◆ The request ◆
Skip all pictures, then print the remaining material exactly.

____

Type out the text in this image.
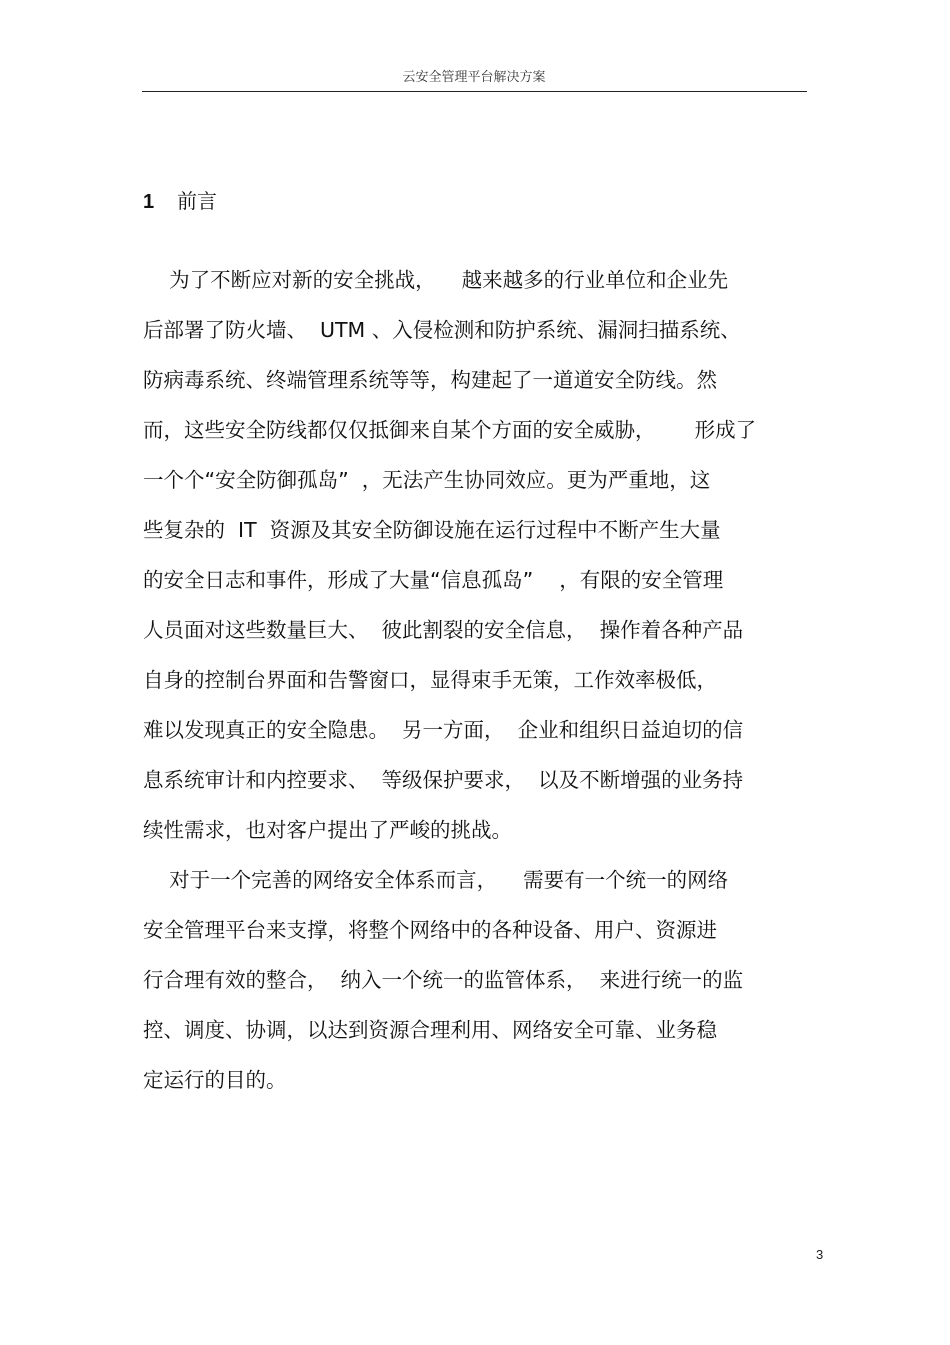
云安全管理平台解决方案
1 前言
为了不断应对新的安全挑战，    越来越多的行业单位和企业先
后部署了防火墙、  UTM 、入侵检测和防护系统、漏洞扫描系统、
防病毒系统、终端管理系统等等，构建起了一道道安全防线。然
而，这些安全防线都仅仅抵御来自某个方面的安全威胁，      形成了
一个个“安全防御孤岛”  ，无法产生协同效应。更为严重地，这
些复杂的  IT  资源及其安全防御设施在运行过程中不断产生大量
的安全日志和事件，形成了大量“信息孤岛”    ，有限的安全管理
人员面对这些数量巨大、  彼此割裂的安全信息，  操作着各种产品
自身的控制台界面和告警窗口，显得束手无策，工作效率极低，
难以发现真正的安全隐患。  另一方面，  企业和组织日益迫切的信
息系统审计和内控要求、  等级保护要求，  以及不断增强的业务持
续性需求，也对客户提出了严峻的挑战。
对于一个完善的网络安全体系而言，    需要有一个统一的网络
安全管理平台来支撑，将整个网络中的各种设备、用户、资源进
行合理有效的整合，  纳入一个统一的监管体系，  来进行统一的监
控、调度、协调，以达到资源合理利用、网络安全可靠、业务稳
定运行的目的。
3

____

◆ Right answer ◆
Type out the text in this image.
云安全管理平台解决方案
1 前言
为了不断应对新的安全挑战，    越来越多的行业单位和企业先
后部署了防火墙、  UTM 、入侵检测和防护系统、漏洞扫描系统、
防病毒系统、终端管理系统等等，构建起了一道道安全防线。然
而，这些安全防线都仅仅抵御来自某个方面的安全威胁，      形成了
一个个“安全防御孤岛”  ，无法产生协同效应。更为严重地，这
些复杂的  IT  资源及其安全防御设施在运行过程中不断产生大量
的安全日志和事件，形成了大量“信息孤岛”    ，有限的安全管理
人员面对这些数量巨大、  彼此割裂的安全信息，  操作着各种产品
自身的控制台界面和告警窗口，显得束手无策，工作效率极低，
难以发现真正的安全隐患。  另一方面，  企业和组织日益迫切的信
息系统审计和内控要求、  等级保护要求，  以及不断增强的业务持
续性需求，也对客户提出了严峻的挑战。
对于一个完善的网络安全体系而言，    需要有一个统一的网络
安全管理平台来支撑，将整个网络中的各种设备、用户、资源进
行合理有效的整合，  纳入一个统一的监管体系，  来进行统一的监
控、调度、协调，以达到资源合理利用、网络安全可靠、业务稳
定运行的目的。
3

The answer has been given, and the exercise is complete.